### YOUR OBJECTIVE
Check every line below for the word "true" and show those that hold it.

### RECORDED INFORMATION
--- START ---
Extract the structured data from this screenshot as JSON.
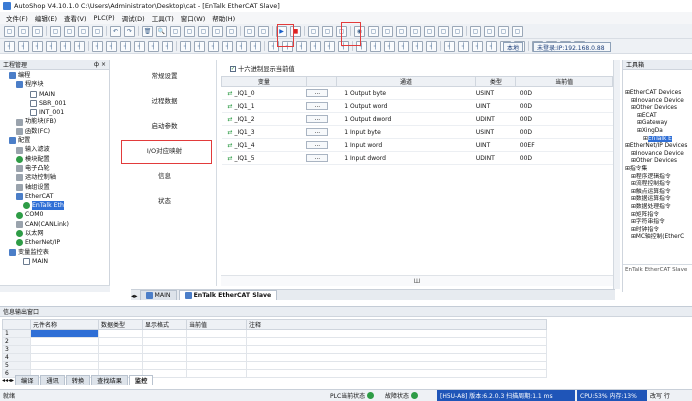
{
  "window": {
    "title": "AutoShop V4.10.1.0  C:\\Users\\Administrator\\Desktop\\cat - [EnTalk EtherCAT Slave]"
  },
  "menu": [
    "文件(F)",
    "编辑(E)",
    "查看(V)",
    "PLC(P)",
    "调试(D)",
    "工具(T)",
    "窗口(W)",
    "帮助(H)"
  ],
  "toolbar": {
    "local_label": "本地",
    "login_label": "未登录:IP:192.168.0.88"
  },
  "project_panel": {
    "title": "工程管理",
    "pin": "ф ×"
  },
  "project_tree": [
    {
      "label": "编程",
      "indent": 1,
      "icon": "folder"
    },
    {
      "label": "程序块",
      "indent": 2,
      "icon": "folder"
    },
    {
      "label": "MAIN",
      "indent": 4,
      "icon": "doc"
    },
    {
      "label": "SBR_001",
      "indent": 4,
      "icon": "doc"
    },
    {
      "label": "INT_001",
      "indent": 4,
      "icon": "doc"
    },
    {
      "label": "功能块(FB)",
      "indent": 2,
      "icon": "grid"
    },
    {
      "label": "函数(FC)",
      "indent": 2,
      "icon": "grid"
    },
    {
      "label": "配置",
      "indent": 1,
      "icon": "folder"
    },
    {
      "label": "输入滤波",
      "indent": 2,
      "icon": "tool"
    },
    {
      "label": "模块配置",
      "indent": 2,
      "icon": "green"
    },
    {
      "label": "电子凸轮",
      "indent": 2,
      "icon": "tool"
    },
    {
      "label": "运动控制轴",
      "indent": 2,
      "icon": "tool"
    },
    {
      "label": "轴组设置",
      "indent": 2,
      "icon": "tool"
    },
    {
      "label": "EtherCAT",
      "indent": 2,
      "icon": "folder"
    },
    {
      "label": "EnTalk Eth",
      "indent": 3,
      "icon": "green",
      "selected": true
    },
    {
      "label": "COM0",
      "indent": 2,
      "icon": "green"
    },
    {
      "label": "CAN(CANLink)",
      "indent": 2,
      "icon": "tool"
    },
    {
      "label": "以太网",
      "indent": 2,
      "icon": "green"
    },
    {
      "label": "EtherNet/IP",
      "indent": 2,
      "icon": "green"
    },
    {
      "label": "变量监控表",
      "indent": 1,
      "icon": "folder"
    },
    {
      "label": "MAIN",
      "indent": 3,
      "icon": "doc"
    }
  ],
  "config_nav": [
    {
      "label": "常规设置"
    },
    {
      "label": "过程数据"
    },
    {
      "label": "启动参数"
    },
    {
      "label": "I/O对应映射",
      "highlighted": true
    },
    {
      "label": "信息"
    },
    {
      "label": "状态"
    }
  ],
  "hex_checkbox": {
    "label": "十六进制显示当前值"
  },
  "io_table": {
    "headers": [
      "变量",
      "",
      "通道",
      "类型",
      "当前值"
    ],
    "rows": [
      {
        "var": "_IQ1_0",
        "channel": "1 Output byte",
        "type": "USINT",
        "value": "00D"
      },
      {
        "var": "_IQ1_1",
        "channel": "1 Output word",
        "type": "UINT",
        "value": "00D"
      },
      {
        "var": "_IQ1_2",
        "channel": "1 Output dword",
        "type": "UDINT",
        "value": "00D"
      },
      {
        "var": "_IQ1_3",
        "channel": "1 Input byte",
        "type": "USINT",
        "value": "00D"
      },
      {
        "var": "_IQ1_4",
        "channel": "1 Input word",
        "type": "UINT",
        "value": "00EF"
      },
      {
        "var": "_IQ1_5",
        "channel": "1 Input dword",
        "type": "UDINT",
        "value": "00D"
      }
    ],
    "dots": "..."
  },
  "editor_tabs": [
    {
      "label": "MAIN",
      "active": false
    },
    {
      "label": "EnTalk EtherCAT Slave",
      "active": true
    }
  ],
  "toolbox": {
    "title": "工具箱",
    "items": [
      {
        "label": "EtherCAT Devices",
        "indent": 0
      },
      {
        "label": "Inovance Device",
        "indent": 1
      },
      {
        "label": "Other Devices",
        "indent": 1
      },
      {
        "label": "ECAT",
        "indent": 2
      },
      {
        "label": "Gateway",
        "indent": 2
      },
      {
        "label": "XingDa",
        "indent": 2
      },
      {
        "label": "EnTalk E",
        "indent": 3,
        "selected": true
      },
      {
        "label": "EtherNet/IP Devices",
        "indent": 0
      },
      {
        "label": "Inovance Device",
        "indent": 1
      },
      {
        "label": "Other Devices",
        "indent": 1
      },
      {
        "label": "指令集",
        "indent": 0
      },
      {
        "label": "程序逻辑指令",
        "indent": 1
      },
      {
        "label": "流程控制指令",
        "indent": 1
      },
      {
        "label": "触点运算指令",
        "indent": 1
      },
      {
        "label": "数据运算指令",
        "indent": 1
      },
      {
        "label": "数据处理指令",
        "indent": 1
      },
      {
        "label": "矩阵指令",
        "indent": 1
      },
      {
        "label": "字符串指令",
        "indent": 1
      },
      {
        "label": "时钟指令",
        "indent": 1
      },
      {
        "label": "MC轴控制(EtherC",
        "indent": 1
      }
    ],
    "footer": "EnTalk EtherCAT Slave"
  },
  "output_panel": {
    "title": "信息输出窗口",
    "headers": [
      "元件名称",
      "数据类型",
      "显示格式",
      "当前值",
      "注释"
    ],
    "row_numbers": [
      "1",
      "2",
      "3",
      "4",
      "5",
      "6",
      "7"
    ],
    "tabs": [
      "编译",
      "通讯",
      "转换",
      "查找结果",
      "监控"
    ]
  },
  "statusbar": {
    "ready": "就绪",
    "plc_state": "PLC当前状态",
    "fault": "故障状态",
    "device": "[H5U-A8] 版本:6.2.0.3 扫描周期:1.1 ms",
    "cpu": "CPU:53%  内存:13%",
    "mode": "改写 行"
  }
}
--- END ---
### WRITTEN ANSWER
      "selected": true
      "highlighted": true
      "active": true
        "selected": true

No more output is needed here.